▶ [What is expected] Reproduce the listing below verbatim.

▶ [Given data]

★ ★ ★

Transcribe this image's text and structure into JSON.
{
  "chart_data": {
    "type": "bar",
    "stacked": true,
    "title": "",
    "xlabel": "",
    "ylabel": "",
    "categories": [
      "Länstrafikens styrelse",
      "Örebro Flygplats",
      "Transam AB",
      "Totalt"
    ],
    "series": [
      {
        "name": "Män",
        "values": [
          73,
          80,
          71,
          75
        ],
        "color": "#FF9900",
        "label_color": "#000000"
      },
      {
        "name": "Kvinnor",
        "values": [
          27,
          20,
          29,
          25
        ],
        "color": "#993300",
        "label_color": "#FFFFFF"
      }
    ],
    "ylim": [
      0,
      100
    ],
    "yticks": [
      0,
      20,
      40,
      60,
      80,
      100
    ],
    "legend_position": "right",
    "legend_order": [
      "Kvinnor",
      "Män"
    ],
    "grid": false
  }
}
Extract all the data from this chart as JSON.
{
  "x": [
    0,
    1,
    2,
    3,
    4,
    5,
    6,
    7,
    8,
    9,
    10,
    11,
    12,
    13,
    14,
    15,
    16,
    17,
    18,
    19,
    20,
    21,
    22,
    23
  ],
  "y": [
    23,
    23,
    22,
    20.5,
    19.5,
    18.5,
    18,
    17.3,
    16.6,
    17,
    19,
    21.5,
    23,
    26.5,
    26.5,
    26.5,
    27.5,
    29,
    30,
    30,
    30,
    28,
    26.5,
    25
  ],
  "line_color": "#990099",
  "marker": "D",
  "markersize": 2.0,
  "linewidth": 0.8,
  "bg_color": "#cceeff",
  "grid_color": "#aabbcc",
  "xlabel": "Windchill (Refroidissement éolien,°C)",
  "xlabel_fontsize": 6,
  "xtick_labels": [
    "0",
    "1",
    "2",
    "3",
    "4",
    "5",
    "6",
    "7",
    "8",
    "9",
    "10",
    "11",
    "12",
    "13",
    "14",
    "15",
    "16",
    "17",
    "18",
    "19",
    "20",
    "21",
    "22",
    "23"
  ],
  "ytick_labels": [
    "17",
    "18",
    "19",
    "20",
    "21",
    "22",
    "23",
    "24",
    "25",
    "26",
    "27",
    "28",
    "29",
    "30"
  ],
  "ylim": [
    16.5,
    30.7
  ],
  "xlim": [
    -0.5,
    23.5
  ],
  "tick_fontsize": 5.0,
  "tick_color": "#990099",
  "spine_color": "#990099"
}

★ ★ ★

▶ [Problem solution]
Transcribe this image's text and structure into JSON.
{
  "chart_data": {
    "type": "bar",
    "stacked": true,
    "title": "",
    "xlabel": "",
    "ylabel": "",
    "categories": [
      "Länstrafikens styrelse",
      "Örebro Flygplats",
      "Transam AB",
      "Totalt"
    ],
    "series": [
      {
        "name": "Män",
        "values": [
          73,
          80,
          71,
          75
        ],
        "color": "#FF9900",
        "label_color": "#000000"
      },
      {
        "name": "Kvinnor",
        "values": [
          27,
          20,
          29,
          25
        ],
        "color": "#993300",
        "label_color": "#FFFFFF"
      }
    ],
    "ylim": [
      0,
      100
    ],
    "yticks": [
      0,
      20,
      40,
      60,
      80,
      100
    ],
    "legend_position": "right",
    "legend_order": [
      "Kvinnor",
      "Män"
    ],
    "grid": false
  }
}
Extract all the data from this chart as JSON.
{
  "x": [
    0,
    1,
    2,
    3,
    4,
    5,
    6,
    7,
    8,
    9,
    10,
    11,
    12,
    13,
    14,
    15,
    16,
    17,
    18,
    19,
    20,
    21,
    22,
    23
  ],
  "y": [
    23,
    23,
    22,
    20.5,
    19.5,
    18.5,
    18,
    17.3,
    16.6,
    17,
    19,
    21.5,
    23,
    26.5,
    26.5,
    26.5,
    27.5,
    29,
    30,
    30,
    30,
    28,
    26.5,
    25
  ],
  "line_color": "#990099",
  "marker": "D",
  "markersize": 2.0,
  "linewidth": 0.8,
  "bg_color": "#cceeff",
  "grid_color": "#aabbcc",
  "xlabel": "Windchill (Refroidissement éolien,°C)",
  "xlabel_fontsize": 6,
  "xtick_labels": [
    "0",
    "1",
    "2",
    "3",
    "4",
    "5",
    "6",
    "7",
    "8",
    "9",
    "10",
    "11",
    "12",
    "13",
    "14",
    "15",
    "16",
    "17",
    "18",
    "19",
    "20",
    "21",
    "22",
    "23"
  ],
  "ytick_labels": [
    "17",
    "18",
    "19",
    "20",
    "21",
    "22",
    "23",
    "24",
    "25",
    "26",
    "27",
    "28",
    "29",
    "30"
  ],
  "ylim": [
    16.5,
    30.7
  ],
  "xlim": [
    -0.5,
    23.5
  ],
  "tick_fontsize": 5.0,
  "tick_color": "#990099",
  "spine_color": "#990099"
}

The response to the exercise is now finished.